### OBJECTIVE 1
In the ARL trading notes, what does the risk management overlay do?
### OBJECTIVE 2
Summarize the ARL trading notes in two sentences.
### OBJECTIVE 3
Reproduce everything in the ARL trading notes from "Authors: M. Dempster" down to "Reinforcement Learning (RRL)".

### GIVEN PASSAGE

Start

# Automated FX Trading System Using ARL

Authors: M. Dempster & V. Leemans
Date: 2004 Website: http://www.cfr.statslab.cam.ac.uk/publications/papers.html

## Introduction

• Adaptative Reinforcement Learning ⇒ ARL
• 3 layers structure:

• Machine Learning Algorithm:
• Using Recurrent Reinforcement Learning (RRL)
• Risk Management Overlay:
• Restrain/shutdown trading when in high uncertainty.
• Dynamic Utility Optimization:
• Render selection of fixed meta-parameters useless.
• Allow risk-return trade-off control by user.
Find definition of the Sharpe Ratio ?
Previous work: Tarding system based on 2 superimposed AI algorithms: Add link to Dempster - 2002 - Intraday FX Trading: and evolutionary reinforcement learning approach
• Machine Learning layer + Dynamaic optimization layer ⇒ Adaptative Reinforcement Learning.

End

### Entries excerpted from a collection
Start

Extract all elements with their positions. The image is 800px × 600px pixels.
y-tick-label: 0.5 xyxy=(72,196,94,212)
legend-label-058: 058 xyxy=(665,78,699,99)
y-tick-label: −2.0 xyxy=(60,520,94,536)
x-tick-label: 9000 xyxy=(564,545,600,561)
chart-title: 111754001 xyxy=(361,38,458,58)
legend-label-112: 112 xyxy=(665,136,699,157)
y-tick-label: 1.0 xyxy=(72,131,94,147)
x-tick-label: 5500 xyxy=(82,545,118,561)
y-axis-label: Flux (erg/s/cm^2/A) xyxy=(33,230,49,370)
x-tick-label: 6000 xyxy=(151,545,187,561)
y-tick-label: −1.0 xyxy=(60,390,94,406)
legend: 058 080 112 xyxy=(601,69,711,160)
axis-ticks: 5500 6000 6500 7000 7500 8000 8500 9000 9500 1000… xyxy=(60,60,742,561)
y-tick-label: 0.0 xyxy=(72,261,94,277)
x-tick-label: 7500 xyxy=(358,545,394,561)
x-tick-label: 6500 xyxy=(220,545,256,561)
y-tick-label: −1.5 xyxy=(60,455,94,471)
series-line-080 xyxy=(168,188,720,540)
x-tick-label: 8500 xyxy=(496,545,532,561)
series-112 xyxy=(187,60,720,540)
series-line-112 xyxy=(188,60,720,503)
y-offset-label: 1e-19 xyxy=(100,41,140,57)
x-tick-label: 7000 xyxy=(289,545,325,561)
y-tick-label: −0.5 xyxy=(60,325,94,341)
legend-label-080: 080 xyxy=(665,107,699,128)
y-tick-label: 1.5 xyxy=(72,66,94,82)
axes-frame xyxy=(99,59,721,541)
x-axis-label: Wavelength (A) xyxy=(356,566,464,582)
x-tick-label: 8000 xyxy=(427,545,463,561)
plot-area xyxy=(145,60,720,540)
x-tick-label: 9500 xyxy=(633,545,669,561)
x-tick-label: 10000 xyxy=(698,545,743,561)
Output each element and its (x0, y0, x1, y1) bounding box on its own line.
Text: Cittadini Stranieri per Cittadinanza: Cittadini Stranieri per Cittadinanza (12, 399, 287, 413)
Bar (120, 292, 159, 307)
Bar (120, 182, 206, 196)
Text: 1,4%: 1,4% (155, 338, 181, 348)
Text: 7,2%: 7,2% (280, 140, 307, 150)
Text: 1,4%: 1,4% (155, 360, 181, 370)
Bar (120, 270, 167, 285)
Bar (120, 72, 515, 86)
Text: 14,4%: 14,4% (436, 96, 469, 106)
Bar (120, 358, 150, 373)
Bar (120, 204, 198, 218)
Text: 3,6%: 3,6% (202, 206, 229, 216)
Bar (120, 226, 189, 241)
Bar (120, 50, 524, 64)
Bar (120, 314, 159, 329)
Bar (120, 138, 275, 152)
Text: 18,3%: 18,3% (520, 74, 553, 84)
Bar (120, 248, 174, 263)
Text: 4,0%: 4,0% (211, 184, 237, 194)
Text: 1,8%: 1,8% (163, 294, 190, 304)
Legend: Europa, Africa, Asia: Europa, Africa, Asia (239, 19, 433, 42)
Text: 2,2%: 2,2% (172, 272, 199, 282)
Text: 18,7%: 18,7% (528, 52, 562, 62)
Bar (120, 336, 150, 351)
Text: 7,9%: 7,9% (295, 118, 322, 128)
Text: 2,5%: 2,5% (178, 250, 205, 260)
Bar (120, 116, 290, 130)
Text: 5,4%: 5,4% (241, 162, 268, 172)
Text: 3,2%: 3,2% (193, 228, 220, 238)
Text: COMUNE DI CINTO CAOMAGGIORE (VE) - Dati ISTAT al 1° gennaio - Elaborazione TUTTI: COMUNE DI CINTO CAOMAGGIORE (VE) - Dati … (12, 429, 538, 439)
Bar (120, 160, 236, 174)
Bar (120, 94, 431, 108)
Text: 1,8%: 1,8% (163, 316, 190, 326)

End

### WORKED ANSWER 1
It restrains or shuts down trading when uncertainty is high.

### WORKED ANSWER 2
The notes describe a 2004 automated FX trading system by M. Dempster and V. Leemans that uses ARL, built in three layers. A machine learning layer uses Recurrent Reinforcement Learning, a risk management overlay restrains or shuts down trading under high uncertainty, and a dynamic utility optimization layer makes choosing fixed meta-parameters unnecessary and lets the user control the risk-return trade-off.

### WORKED ANSWER 3
Authors: M. Dempster & V. Leemans
Date: 2004 Website: http://www.cfr.statslab.cam.ac.uk/publications/papers.html

## Introduction

• Adaptative Reinforcement Learning ⇒ ARL
• 3 layers structure:

• Machine Learning Algorithm:
• Using Recurrent Reinforcement Learning (RRL)